• EXCERPT TO READ:
● ● ● ●
Lichen amyloidosis has a similar histologic appearance to macular amyloidosis, but the epidermis demonstrates lichen simplex chronicus-like changes (Fig. 16.30). Hyperkeratosis sits atop an acanthotic epidermis with hypergranulosis and elongation of the rete ridges. Eosinophilic deposits are present within the elongated papillary dermal tips (Fig. 16.31). Rare dying keratinocytes may be seen. Melanophages are present in the papillary dermis along with a scant lymphocytic infiltrate. A familial lichen amyloidosis syndrome is also described [196, 197].
Fig. 16.30
The stratum corneum demonstrates compact orthokeratotic hyperkeratosis and the epidermis is mildly acanthotic in lichen amyloidosis
Fig. 16.31
Papillary dermal tips are expanded and filled with eosinophilic bodies (degenerating keratinocytes) in lichen amyloidosis
Regardless of the epidermal manifestations, the dermal deposits are accentuated with crystal violet stains and polarize with Congo red staining. Anti-keratin antibodies also strongly label these eosinophilic deposits. Of note, patients with these forms of amyloidosis do not have systemic gammopathies.
Nodular amyloidosis is rare in children as it is associated with plasma cell dyscrasias, which are not encountered in children with any significant frequency [198]. Nodular amyloidosis shows large acellular sheets of eosinophilic material in aggregates within the dermis (Fig. 16.32).
● ● ● ●
Document understanding data
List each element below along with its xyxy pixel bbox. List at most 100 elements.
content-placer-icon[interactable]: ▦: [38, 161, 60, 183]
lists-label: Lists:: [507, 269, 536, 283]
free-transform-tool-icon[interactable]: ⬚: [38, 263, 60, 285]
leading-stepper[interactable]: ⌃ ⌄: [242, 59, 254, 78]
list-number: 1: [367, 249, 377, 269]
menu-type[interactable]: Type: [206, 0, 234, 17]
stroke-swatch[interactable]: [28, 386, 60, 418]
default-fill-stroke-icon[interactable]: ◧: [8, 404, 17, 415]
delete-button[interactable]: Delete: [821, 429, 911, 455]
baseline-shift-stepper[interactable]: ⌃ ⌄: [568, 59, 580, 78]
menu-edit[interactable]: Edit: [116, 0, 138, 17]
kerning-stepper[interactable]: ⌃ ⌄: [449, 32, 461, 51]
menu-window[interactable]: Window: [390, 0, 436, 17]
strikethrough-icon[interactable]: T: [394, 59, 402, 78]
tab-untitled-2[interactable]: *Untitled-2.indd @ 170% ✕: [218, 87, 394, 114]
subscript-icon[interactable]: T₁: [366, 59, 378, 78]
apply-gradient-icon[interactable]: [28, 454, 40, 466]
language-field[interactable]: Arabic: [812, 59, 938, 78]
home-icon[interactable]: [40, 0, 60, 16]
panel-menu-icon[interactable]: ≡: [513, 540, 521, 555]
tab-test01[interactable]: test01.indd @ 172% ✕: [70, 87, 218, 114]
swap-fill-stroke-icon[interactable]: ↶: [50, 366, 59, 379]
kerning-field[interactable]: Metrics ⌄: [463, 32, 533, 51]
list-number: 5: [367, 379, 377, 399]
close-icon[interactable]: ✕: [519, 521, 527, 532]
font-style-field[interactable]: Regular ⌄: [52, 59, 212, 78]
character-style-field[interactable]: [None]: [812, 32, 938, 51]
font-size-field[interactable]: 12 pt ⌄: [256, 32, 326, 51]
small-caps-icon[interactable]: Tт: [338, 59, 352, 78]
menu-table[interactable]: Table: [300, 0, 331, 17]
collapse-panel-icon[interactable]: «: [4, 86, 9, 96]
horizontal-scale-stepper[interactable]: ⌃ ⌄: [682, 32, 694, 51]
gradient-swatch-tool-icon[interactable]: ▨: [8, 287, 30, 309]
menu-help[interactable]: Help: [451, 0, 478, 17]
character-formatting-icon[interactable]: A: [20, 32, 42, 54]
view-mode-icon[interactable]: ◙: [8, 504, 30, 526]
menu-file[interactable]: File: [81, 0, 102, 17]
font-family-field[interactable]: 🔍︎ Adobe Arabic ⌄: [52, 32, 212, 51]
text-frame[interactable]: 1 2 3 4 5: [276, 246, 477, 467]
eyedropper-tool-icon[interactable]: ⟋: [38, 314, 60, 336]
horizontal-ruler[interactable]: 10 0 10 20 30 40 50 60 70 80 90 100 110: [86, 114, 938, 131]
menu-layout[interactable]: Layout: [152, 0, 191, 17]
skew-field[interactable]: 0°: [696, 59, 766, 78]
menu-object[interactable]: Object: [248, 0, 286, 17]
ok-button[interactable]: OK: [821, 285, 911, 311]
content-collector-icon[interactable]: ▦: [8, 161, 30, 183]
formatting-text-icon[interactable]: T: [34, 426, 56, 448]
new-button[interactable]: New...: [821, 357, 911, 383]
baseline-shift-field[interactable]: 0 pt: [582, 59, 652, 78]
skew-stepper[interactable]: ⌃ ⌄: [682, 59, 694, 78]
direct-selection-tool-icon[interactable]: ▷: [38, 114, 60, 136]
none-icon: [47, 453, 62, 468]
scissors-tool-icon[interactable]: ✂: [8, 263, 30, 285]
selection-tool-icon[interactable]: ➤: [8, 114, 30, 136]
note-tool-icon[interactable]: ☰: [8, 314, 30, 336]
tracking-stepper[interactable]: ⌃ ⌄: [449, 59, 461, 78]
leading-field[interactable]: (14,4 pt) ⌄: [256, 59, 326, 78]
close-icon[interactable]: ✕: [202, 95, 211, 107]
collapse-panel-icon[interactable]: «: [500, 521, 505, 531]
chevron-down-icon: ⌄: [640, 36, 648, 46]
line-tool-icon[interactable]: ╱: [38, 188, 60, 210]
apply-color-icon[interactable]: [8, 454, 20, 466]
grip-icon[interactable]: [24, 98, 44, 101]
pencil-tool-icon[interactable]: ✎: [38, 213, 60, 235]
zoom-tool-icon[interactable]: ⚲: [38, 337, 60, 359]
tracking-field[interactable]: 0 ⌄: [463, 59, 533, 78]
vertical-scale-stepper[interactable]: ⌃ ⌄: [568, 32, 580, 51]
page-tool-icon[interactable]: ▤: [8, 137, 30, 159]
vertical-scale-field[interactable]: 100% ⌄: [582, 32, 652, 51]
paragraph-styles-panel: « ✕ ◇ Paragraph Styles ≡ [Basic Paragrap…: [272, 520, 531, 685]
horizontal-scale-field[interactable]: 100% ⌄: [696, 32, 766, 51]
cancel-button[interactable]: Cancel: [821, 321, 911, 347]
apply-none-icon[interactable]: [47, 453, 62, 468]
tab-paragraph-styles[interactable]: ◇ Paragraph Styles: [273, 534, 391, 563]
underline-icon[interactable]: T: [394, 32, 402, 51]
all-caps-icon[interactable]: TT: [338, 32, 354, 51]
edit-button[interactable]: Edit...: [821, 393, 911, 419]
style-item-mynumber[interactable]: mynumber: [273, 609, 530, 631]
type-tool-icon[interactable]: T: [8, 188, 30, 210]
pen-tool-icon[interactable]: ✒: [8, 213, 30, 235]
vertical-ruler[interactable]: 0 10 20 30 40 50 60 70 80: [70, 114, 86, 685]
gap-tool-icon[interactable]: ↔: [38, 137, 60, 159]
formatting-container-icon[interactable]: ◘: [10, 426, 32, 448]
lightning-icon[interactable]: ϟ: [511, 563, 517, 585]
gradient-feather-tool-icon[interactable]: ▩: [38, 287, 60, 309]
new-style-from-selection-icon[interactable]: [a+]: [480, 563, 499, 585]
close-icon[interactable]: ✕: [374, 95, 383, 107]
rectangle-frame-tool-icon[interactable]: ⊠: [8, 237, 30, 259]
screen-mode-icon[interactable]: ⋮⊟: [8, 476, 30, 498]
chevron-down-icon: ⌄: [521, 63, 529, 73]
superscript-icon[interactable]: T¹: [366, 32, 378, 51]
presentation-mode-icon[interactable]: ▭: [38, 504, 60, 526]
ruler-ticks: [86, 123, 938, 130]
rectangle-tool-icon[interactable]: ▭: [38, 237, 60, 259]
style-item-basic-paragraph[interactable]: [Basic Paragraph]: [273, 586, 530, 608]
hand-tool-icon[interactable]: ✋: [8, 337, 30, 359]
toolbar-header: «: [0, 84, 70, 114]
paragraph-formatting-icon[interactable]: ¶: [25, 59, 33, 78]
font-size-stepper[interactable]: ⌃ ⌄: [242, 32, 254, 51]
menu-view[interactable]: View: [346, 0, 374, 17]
● ● ● ●
• WHAT YOU NEED TO DO:
[1] Edit the amyloidosis text from "Nodular amyloidosis is" through "dermis (Fig. 16.32).", putting "pediatric patients" in place of "children".
[2] Carry on the text on amyloidosis past its final sentence.

• SOLVED TASKS:
[1]
Nodular amyloidosis is rare in pediatric patients as it is associated with plasma cell dyscrasias, which are not encountered in pediatric patients with any significant frequency [198]. Nodular amyloidosis shows large acellular sheets of eosinophilic material in aggregates within the dermis (Fig. 16.32).

[2]
Fig. 16.32
Nodular amyloidosis demonstrates large acellular sheets of eosinophilic material in aggregates within the dermis. A characteristic “cracking” pattern is seen within the amyloid deposition
The differential diagnosis of amyloidosis includes juvenile colloid milium. The dermal material in juvenile colloid milium is believed to derive from degenerating keratinocytes [202]. It is possible that this entity is identical in its pathogenesis to lichen and macular amyloidosis, in which the amorphous eosinophilic amyloid-like material in the dermis comprises keratin breakdown products [192, 203, 204]. Lichen simplex chronicus shows identical epidermal changes to those seen in lichen amyloidosis. Close examination of the papillary dermis is essential in order to distinguish lichen simplex chronicus from lichen amyloidosis .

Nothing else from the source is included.